> Records shown:
++++

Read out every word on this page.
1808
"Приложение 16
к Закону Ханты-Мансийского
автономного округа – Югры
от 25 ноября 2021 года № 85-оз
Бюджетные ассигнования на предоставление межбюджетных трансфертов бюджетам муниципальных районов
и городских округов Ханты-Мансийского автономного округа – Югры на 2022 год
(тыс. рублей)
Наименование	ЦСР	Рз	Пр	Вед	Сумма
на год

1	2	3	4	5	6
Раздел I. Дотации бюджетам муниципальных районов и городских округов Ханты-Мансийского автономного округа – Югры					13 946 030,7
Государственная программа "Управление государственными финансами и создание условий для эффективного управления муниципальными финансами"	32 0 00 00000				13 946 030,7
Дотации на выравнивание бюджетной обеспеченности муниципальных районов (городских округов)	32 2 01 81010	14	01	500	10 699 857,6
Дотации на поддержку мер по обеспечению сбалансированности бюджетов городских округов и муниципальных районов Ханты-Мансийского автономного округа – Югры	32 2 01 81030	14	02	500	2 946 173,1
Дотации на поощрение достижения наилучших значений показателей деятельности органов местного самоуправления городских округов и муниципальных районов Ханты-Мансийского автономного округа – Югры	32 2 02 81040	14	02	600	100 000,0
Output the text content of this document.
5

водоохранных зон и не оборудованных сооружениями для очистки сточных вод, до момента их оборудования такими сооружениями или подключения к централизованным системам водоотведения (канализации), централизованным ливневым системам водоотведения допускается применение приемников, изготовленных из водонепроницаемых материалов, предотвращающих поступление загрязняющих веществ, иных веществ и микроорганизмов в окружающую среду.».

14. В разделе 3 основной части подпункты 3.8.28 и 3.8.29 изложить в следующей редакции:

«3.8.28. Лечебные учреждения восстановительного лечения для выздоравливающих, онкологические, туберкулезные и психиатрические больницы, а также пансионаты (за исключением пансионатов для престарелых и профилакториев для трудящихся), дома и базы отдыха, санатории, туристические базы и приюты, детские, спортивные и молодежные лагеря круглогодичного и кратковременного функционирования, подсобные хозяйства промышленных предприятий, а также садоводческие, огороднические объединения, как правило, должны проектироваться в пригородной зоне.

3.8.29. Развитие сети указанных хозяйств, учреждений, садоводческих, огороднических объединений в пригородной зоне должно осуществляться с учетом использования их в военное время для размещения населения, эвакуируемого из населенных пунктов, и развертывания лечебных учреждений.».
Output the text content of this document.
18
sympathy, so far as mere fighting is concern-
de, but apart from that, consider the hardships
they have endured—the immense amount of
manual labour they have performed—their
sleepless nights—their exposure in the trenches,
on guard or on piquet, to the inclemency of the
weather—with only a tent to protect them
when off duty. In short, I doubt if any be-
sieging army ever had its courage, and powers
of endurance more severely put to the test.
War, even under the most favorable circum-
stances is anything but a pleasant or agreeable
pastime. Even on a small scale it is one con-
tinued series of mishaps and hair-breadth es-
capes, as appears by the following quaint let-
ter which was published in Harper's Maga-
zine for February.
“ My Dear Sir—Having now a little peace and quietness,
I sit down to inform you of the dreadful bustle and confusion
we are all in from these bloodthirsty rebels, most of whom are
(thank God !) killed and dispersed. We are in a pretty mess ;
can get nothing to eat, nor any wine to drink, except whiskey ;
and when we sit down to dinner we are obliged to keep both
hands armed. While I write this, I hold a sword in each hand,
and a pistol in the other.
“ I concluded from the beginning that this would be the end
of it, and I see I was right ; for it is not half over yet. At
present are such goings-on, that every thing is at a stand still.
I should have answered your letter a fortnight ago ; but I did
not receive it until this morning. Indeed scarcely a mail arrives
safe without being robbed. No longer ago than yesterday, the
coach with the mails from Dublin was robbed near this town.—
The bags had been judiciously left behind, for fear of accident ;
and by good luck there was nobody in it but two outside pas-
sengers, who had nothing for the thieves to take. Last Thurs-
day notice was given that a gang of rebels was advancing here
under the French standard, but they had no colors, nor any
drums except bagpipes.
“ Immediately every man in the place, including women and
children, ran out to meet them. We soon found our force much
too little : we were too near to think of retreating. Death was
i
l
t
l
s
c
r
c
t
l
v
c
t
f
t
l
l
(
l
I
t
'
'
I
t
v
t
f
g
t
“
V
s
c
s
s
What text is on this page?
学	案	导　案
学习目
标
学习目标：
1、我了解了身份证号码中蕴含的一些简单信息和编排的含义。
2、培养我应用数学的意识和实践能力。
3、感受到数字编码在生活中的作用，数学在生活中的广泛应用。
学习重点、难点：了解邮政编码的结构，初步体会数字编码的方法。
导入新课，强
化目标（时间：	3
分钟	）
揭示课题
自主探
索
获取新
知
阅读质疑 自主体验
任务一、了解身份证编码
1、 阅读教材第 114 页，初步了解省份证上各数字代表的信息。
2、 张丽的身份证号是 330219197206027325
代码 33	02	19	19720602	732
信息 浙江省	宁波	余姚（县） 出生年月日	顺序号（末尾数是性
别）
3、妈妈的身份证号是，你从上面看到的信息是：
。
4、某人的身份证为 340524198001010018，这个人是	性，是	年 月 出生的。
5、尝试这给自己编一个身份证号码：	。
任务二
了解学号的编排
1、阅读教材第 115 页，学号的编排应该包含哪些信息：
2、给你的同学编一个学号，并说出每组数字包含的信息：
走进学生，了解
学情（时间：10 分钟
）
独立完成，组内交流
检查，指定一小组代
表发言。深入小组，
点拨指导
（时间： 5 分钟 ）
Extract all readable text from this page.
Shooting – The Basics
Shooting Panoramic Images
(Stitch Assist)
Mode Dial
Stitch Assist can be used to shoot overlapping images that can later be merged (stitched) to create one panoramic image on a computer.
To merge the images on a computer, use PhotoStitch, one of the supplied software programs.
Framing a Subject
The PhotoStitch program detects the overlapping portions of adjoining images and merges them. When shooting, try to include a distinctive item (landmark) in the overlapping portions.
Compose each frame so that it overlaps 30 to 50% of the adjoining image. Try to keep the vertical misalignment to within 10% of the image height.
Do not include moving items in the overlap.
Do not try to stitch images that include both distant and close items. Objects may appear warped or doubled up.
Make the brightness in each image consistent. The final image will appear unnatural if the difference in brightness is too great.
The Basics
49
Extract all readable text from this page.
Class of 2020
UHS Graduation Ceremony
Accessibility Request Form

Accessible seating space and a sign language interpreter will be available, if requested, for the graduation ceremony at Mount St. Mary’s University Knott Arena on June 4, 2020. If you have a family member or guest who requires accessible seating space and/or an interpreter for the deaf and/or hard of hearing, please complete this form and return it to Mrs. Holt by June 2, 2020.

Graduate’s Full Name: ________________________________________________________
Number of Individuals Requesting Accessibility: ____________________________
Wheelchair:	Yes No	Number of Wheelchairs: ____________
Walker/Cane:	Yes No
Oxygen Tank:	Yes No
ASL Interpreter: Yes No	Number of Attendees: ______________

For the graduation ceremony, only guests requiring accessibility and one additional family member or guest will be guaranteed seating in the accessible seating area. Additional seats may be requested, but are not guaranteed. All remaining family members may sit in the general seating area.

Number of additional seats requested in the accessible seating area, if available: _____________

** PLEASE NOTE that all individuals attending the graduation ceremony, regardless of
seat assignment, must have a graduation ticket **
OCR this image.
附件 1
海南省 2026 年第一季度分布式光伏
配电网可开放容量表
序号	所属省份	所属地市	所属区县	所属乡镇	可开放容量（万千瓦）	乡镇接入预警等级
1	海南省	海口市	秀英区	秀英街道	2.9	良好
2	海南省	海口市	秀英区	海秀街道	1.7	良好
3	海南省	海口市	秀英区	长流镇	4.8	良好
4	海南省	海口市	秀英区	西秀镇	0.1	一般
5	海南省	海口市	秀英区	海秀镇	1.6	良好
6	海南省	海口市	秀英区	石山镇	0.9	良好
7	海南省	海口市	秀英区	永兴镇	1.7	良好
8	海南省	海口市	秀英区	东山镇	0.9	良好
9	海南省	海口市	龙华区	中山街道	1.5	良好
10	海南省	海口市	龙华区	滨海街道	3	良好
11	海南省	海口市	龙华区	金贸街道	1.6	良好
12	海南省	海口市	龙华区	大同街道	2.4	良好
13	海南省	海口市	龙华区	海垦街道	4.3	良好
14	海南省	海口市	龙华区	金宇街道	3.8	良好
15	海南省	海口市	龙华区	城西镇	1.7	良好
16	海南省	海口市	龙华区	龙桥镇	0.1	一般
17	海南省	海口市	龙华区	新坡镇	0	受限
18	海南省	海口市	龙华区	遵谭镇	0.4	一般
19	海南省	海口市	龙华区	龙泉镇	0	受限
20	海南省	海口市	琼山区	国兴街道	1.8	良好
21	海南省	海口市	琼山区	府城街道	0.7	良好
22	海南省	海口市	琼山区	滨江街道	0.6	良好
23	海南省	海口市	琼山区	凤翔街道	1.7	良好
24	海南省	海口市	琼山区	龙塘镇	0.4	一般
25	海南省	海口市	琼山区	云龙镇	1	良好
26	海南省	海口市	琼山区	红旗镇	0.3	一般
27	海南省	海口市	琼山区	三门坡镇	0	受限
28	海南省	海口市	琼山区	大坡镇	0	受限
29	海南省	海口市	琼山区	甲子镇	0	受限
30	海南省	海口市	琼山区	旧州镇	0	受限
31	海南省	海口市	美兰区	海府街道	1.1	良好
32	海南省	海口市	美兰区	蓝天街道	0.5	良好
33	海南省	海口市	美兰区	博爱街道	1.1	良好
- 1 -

++++

From the data above, copy each line that has the string "most".

> Task result:
War, even under the most favorable circum-
we are all in from these bloodthirsty rebels, most of whom are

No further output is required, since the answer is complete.